Start
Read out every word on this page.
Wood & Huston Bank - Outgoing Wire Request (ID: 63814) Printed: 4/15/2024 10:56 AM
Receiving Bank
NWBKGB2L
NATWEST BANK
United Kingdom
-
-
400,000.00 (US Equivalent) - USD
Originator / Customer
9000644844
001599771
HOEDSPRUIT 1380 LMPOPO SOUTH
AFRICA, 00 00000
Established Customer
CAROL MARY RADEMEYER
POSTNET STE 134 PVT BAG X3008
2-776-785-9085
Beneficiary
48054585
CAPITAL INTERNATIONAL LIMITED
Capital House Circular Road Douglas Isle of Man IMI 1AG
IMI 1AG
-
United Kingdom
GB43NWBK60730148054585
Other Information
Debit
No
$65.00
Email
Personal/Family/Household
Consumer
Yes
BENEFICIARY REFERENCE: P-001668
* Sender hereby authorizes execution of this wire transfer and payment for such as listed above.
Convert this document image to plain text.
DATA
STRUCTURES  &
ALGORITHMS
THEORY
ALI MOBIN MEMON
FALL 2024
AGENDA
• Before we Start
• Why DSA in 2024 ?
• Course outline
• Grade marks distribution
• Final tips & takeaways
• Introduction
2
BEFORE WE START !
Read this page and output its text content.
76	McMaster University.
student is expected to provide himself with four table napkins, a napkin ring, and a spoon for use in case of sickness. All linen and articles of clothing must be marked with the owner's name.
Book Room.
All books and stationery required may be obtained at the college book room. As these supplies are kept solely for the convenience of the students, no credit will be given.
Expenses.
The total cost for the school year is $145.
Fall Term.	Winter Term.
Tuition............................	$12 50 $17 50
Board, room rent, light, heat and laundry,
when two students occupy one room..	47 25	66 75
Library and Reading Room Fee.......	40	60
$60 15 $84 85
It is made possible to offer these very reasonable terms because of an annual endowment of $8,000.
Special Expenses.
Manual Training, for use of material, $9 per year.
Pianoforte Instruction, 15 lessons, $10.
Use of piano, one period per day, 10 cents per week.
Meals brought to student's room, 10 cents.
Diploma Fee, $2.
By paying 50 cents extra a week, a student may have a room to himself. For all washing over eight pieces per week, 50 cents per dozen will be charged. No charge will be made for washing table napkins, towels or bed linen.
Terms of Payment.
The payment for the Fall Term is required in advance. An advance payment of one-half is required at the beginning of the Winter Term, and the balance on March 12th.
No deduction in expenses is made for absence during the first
End
Copy every line in the entries above that has the string "table" in it.

### Solution for this problem
student is expected to provide himself with four table napkins, a napkin ring, and a spoon for use in case of sickness. All linen and articles of clothing must be marked with the owner's name.
By paying 50 cents extra a week, a student may have a room to himself. For all washing over eight pieces per week, 50 cents per dozen will be charged. No charge will be made for washing table napkins, towels or bed linen.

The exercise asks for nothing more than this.